_GOAL_:
Below are records; state how many of their lines hold the word "dolor", and give only the figure.

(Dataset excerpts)
============
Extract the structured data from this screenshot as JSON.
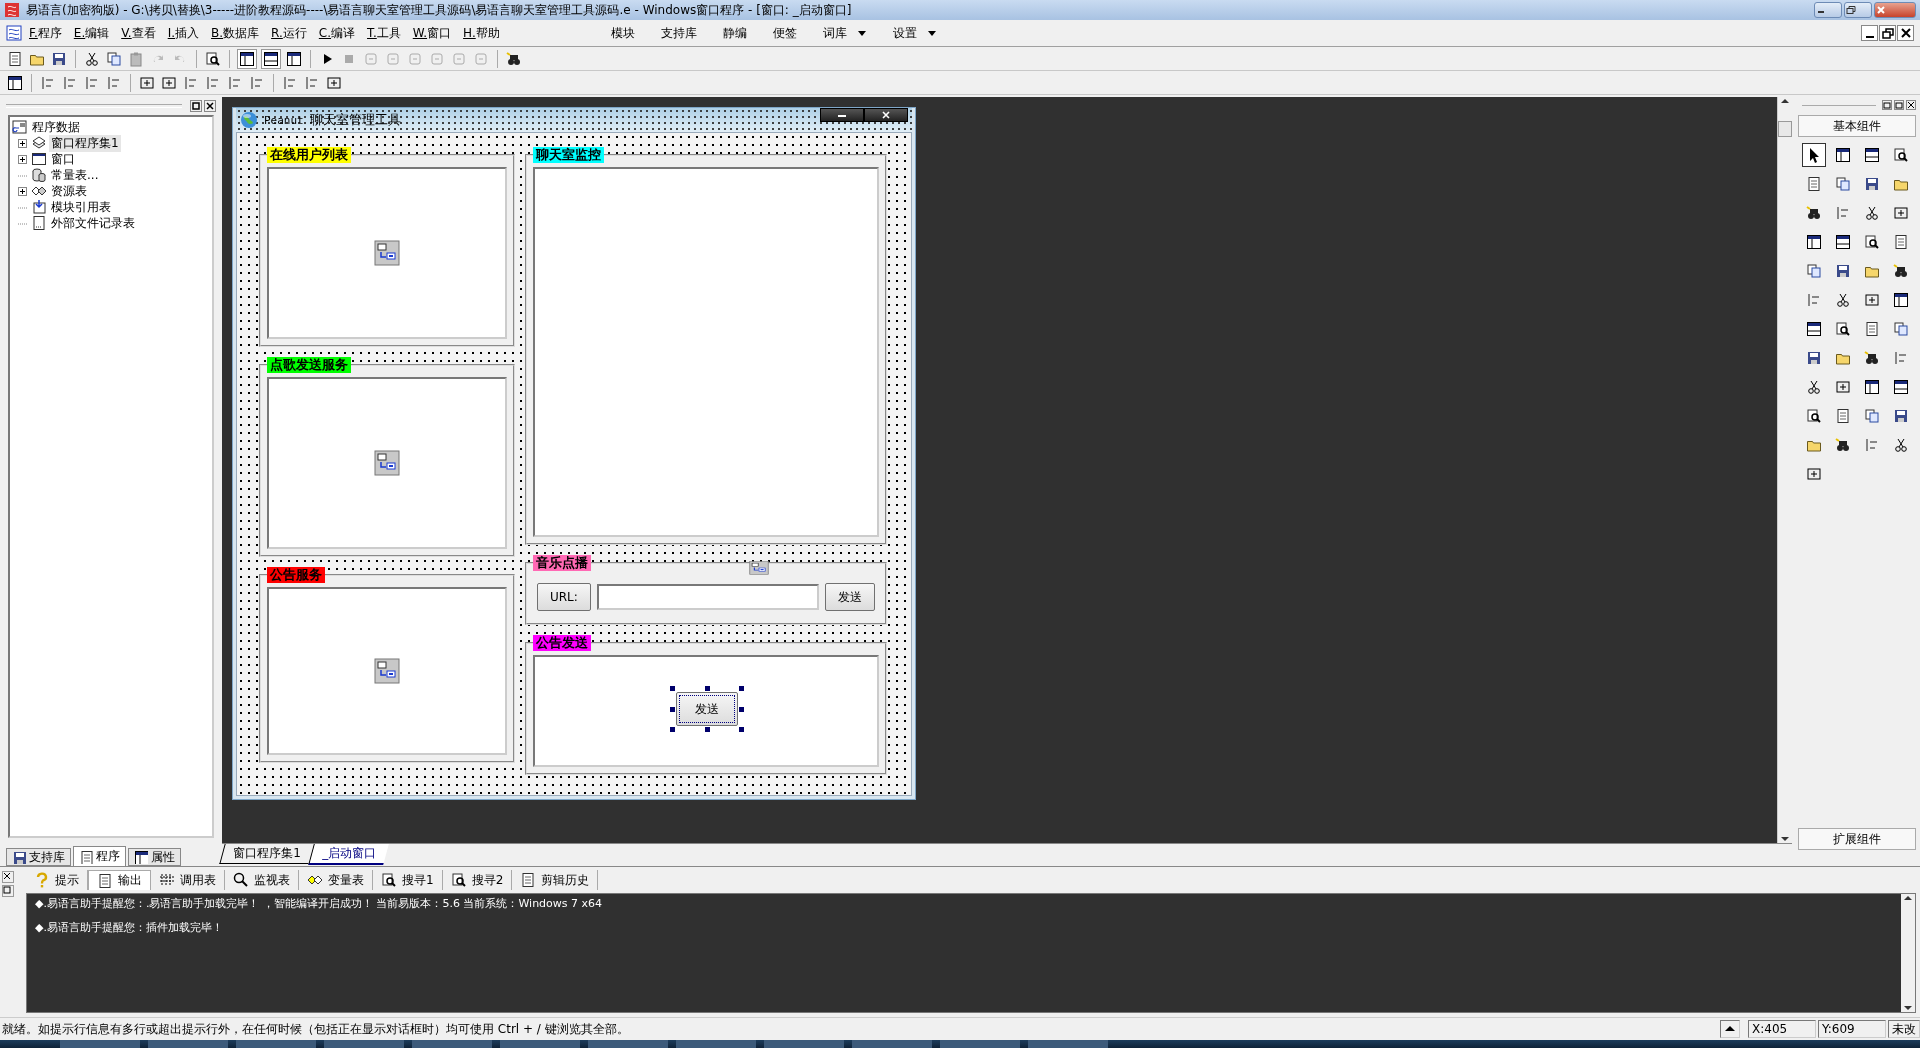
{
  "window": {
    "title": "易语言(加密狗版) - G:\\拷贝\\替换\\3-----进阶教程源码----\\易语言聊天室管理工具源码\\易语言聊天室管理工具源码.e - Windows窗口程序 - [窗口: _启动窗口]"
  },
  "menu": [
    {
      "label": "F.程序"
    },
    {
      "label": "E.编辑"
    },
    {
      "label": "V.查看"
    },
    {
      "label": "I.插入"
    },
    {
      "label": "B.数据库"
    },
    {
      "label": "R.运行"
    },
    {
      "label": "C.编译"
    },
    {
      "label": "T.工具"
    },
    {
      "label": "W.窗口"
    },
    {
      "label": "H.帮助"
    }
  ],
  "quick_menu": [
    {
      "label": "模块",
      "dropdown": false
    },
    {
      "label": "支持库",
      "dropdown": false
    },
    {
      "label": "静编",
      "dropdown": false
    },
    {
      "label": "便签",
      "dropdown": false
    },
    {
      "label": "词库",
      "dropdown": true
    },
    {
      "label": "设置",
      "dropdown": true
    }
  ],
  "left_panel": {
    "tree": {
      "label": "程序数据",
      "kind": "program",
      "children": [
        {
          "label": "窗口程序集1",
          "kind": "module_set",
          "collapsed": true,
          "selected": true
        },
        {
          "label": "窗口",
          "kind": "window",
          "collapsed": true,
          "selected": false
        },
        {
          "label": "常量表...",
          "kind": "constants",
          "collapsed": false,
          "selected": false
        },
        {
          "label": "资源表",
          "kind": "resources",
          "collapsed": true,
          "selected": false
        },
        {
          "label": "模块引用表",
          "kind": "module_refs",
          "collapsed": false,
          "selected": false
        },
        {
          "label": "外部文件记录表",
          "kind": "file_records",
          "collapsed": false,
          "selected": false
        }
      ]
    },
    "tabs": [
      {
        "label": "支持库",
        "selected": false
      },
      {
        "label": "程序",
        "selected": true
      },
      {
        "label": "属性",
        "selected": false
      }
    ]
  },
  "form": {
    "title_prefix": "Peanut",
    "title": "聊天室管理工具",
    "left_groups": [
      {
        "label": "在线用户列表",
        "color": "#ffff00",
        "kind": "service"
      },
      {
        "label": "点歌发送服务",
        "color": "#00ff00",
        "kind": "service"
      },
      {
        "label": "公告服务",
        "color": "#ff0000",
        "kind": "service"
      }
    ],
    "right_groups": [
      {
        "label": "聊天室监控",
        "color": "#00ffff",
        "kind": "monitor"
      },
      {
        "label": "音乐点播",
        "color": "#ff69b4",
        "kind": "url_bar",
        "url_label": "URL:",
        "button": {
          "label": "发送",
          "selected": false
        }
      },
      {
        "label": "公告发送",
        "color": "#ff00ff",
        "kind": "message_box",
        "button": {
          "label": "发送",
          "selected": true
        }
      }
    ]
  },
  "editor_tabs": [
    {
      "label": "窗口程序集1",
      "selected": false
    },
    {
      "label": "_启动窗口",
      "selected": true
    }
  ],
  "toolbox": {
    "title": "基本组件",
    "footer": "扩展组件"
  },
  "output_tabs": [
    {
      "label": "提示",
      "selected": false
    },
    {
      "label": "输出",
      "selected": true
    },
    {
      "label": "调用表",
      "selected": false
    },
    {
      "label": "监视表",
      "selected": false
    },
    {
      "label": "变量表",
      "selected": false
    },
    {
      "label": "搜寻1",
      "selected": false
    },
    {
      "label": "搜寻2",
      "selected": false
    },
    {
      "label": "剪辑历史",
      "selected": false
    }
  ],
  "output_lines": [
    "◆.易语言助手提醒您：.易语言助手加载完毕！ ，智能编译开启成功！ 当前易版本：5.6 当前系统：Windows 7 x64",
    "◆.易语言助手提醒您：插件加载完毕！"
  ],
  "status_bar": {
    "message": "就绪。如提示行信息有多行或超出提示行外，在任何时候（包括正在显示对话框时）均可使用 Ctrl + / 键浏览其全部。",
    "x": "X:405",
    "y": "Y:609",
    "state": "未改"
  }
}
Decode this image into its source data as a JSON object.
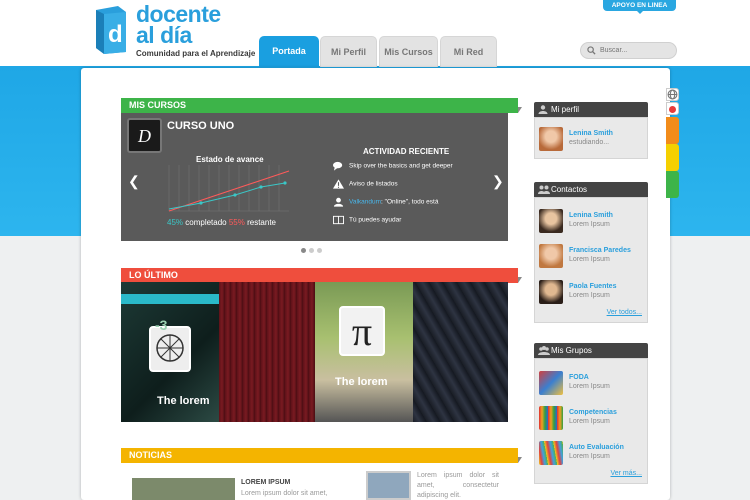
{
  "brand": {
    "line1": "docente",
    "line2": "al día",
    "tagline": "Comunidad para el Aprendizaje",
    "color": "#2a9fdc"
  },
  "support": {
    "label": "APOYO EN LINEA"
  },
  "nav": {
    "tabs": [
      {
        "label": "Portada",
        "active": true
      },
      {
        "label": "Mi Perfil",
        "active": false
      },
      {
        "label": "Mis Cursos",
        "active": false
      },
      {
        "label": "Mi Red",
        "active": false
      }
    ]
  },
  "search": {
    "placeholder": "Buscar..."
  },
  "courses": {
    "section_title": "MIS CURSOS",
    "course_title": "CURSO UNO",
    "progress_title": "Estado de avance",
    "completed_pct": "45%",
    "completed_label": "completado",
    "remaining_pct": "55%",
    "remaining_label": "restante",
    "activity_title": "ACTIVIDAD RECIENTE",
    "activities": [
      {
        "icon": "chat-bubbles-icon",
        "text": "Skip over the basics and get deeper"
      },
      {
        "icon": "warning-icon",
        "text": "Aviso de listados"
      },
      {
        "icon": "user-icon",
        "user": "Valkandum",
        "text": "\"Online\", todo está"
      },
      {
        "icon": "book-icon",
        "text": "Tú puedes ayudar"
      }
    ]
  },
  "latest": {
    "section_title": "LO ÚLTIMO",
    "items": [
      {
        "caption": "The lorem",
        "icon": "network-sphere-icon"
      },
      {
        "caption": "",
        "icon": "red-texture"
      },
      {
        "caption": "The lorem",
        "icon": "pi-icon"
      },
      {
        "caption": "",
        "icon": "dark-stripes"
      }
    ]
  },
  "news": {
    "section_title": "NOTICIAS",
    "items": [
      {
        "title": "LOREM IPSUM",
        "text": "Lorem ipsum dolor sit amet,"
      },
      {
        "title": "",
        "text": "Lorem ipsum dolor sit amet, consectetur adipiscing elit."
      }
    ]
  },
  "profile": {
    "title": "Mi perfil",
    "name": "Lenina Smith",
    "sub": "estudiando..."
  },
  "contacts": {
    "title": "Contactos",
    "items": [
      {
        "name": "Lenina Smith",
        "sub": "Lorem Ipsum"
      },
      {
        "name": "Francisca Paredes",
        "sub": "Lorem Ipsum"
      },
      {
        "name": "Paola Fuentes",
        "sub": "Lorem Ipsum"
      }
    ],
    "more": "Ver todos..."
  },
  "groups": {
    "title": "Mis Grupos",
    "items": [
      {
        "name": "FODA",
        "sub": "Lorem Ipsum"
      },
      {
        "name": "Competencias",
        "sub": "Lorem Ipsum"
      },
      {
        "name": "Auto Evaluación",
        "sub": "Lorem Ipsum"
      }
    ],
    "more": "Ver más..."
  },
  "side_tabs": [
    {
      "icon": "globe-icon",
      "color": "#ffffff"
    },
    {
      "icon": "badge",
      "color": "#ffffff"
    },
    {
      "icon": "",
      "color": "#f28c1a"
    },
    {
      "icon": "",
      "color": "#f5d000"
    },
    {
      "icon": "",
      "color": "#3db449"
    }
  ]
}
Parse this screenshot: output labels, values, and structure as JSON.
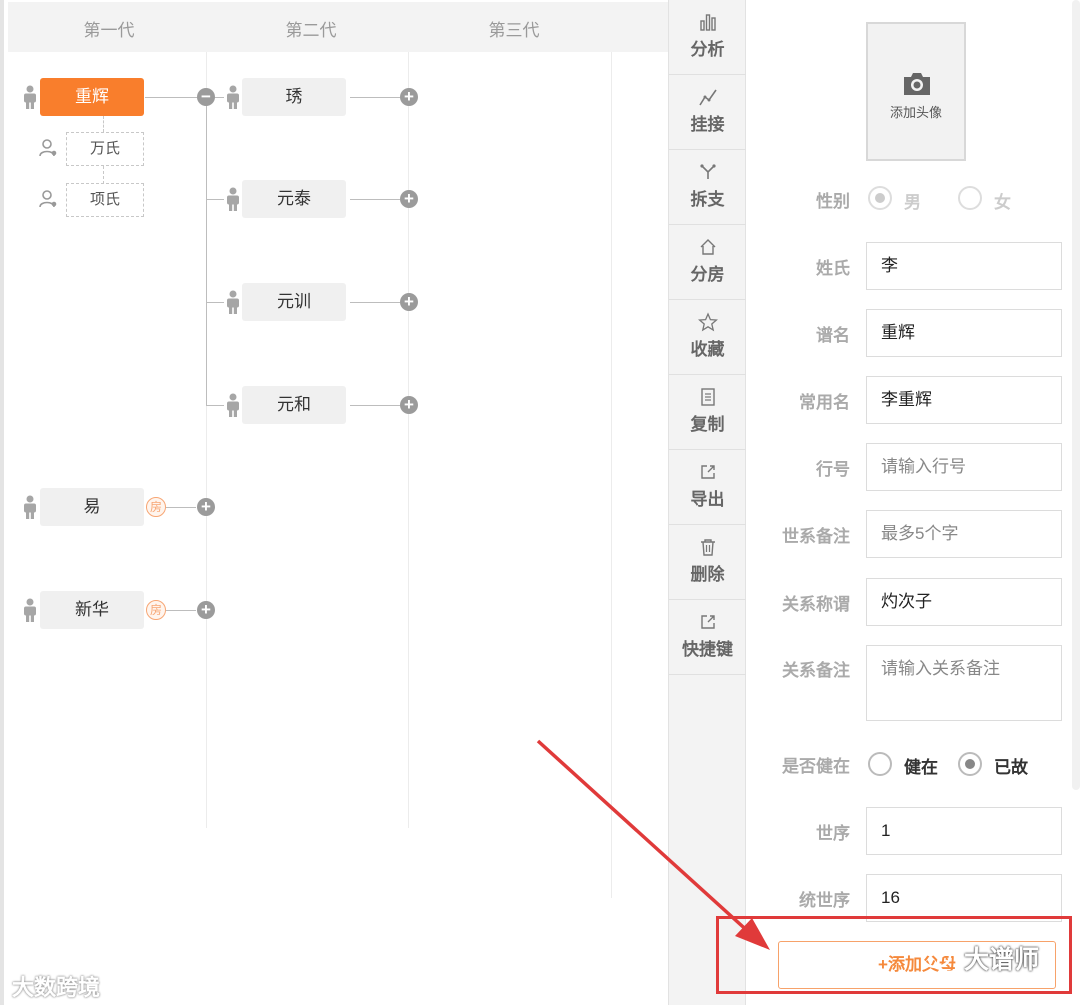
{
  "tree": {
    "generations": [
      "第一代",
      "第二代",
      "第三代"
    ],
    "root": {
      "name": "重辉",
      "spouses": [
        "万氏",
        "项氏"
      ],
      "children": [
        "琇",
        "元泰",
        "元训",
        "元和"
      ]
    },
    "siblings": [
      {
        "name": "易",
        "badge": "房"
      },
      {
        "name": "新华",
        "badge": "房"
      }
    ]
  },
  "toolbar": {
    "items": [
      {
        "label": "分析",
        "icon": "bar-chart-icon"
      },
      {
        "label": "挂接",
        "icon": "link-line-icon"
      },
      {
        "label": "拆支",
        "icon": "branch-split-icon"
      },
      {
        "label": "分房",
        "icon": "house-icon"
      },
      {
        "label": "收藏",
        "icon": "star-icon"
      },
      {
        "label": "复制",
        "icon": "copy-icon"
      },
      {
        "label": "导出",
        "icon": "export-icon"
      },
      {
        "label": "删除",
        "icon": "trash-icon"
      },
      {
        "label": "快捷键",
        "icon": "shortcut-icon"
      }
    ]
  },
  "form": {
    "avatar_label": "添加头像",
    "gender": {
      "label": "性别",
      "options": [
        "男",
        "女"
      ],
      "selected": "男"
    },
    "surname": {
      "label": "姓氏",
      "value": "李"
    },
    "genealogy_name": {
      "label": "谱名",
      "value": "重辉"
    },
    "common_name": {
      "label": "常用名",
      "value": "李重辉"
    },
    "rank": {
      "label": "行号",
      "placeholder": "请输入行号"
    },
    "lineage_note": {
      "label": "世系备注",
      "placeholder": "最多5个字"
    },
    "relation_title": {
      "label": "关系称谓",
      "value": "灼次子"
    },
    "relation_note": {
      "label": "关系备注",
      "placeholder": "请输入关系备注"
    },
    "alive": {
      "label": "是否健在",
      "options": [
        "健在",
        "已故"
      ],
      "selected": "已故"
    },
    "generation_order": {
      "label": "世序",
      "value": "1"
    },
    "unified_order": {
      "label": "统世序",
      "value": "16"
    },
    "add_button": "+添加父母"
  },
  "watermarks": {
    "chat": "大谱师",
    "bottom": "大数跨境"
  },
  "colors": {
    "accent": "#f97e2c",
    "annotation_red": "#e03a3a"
  }
}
============
_COMPLETED EXERCISE_:
2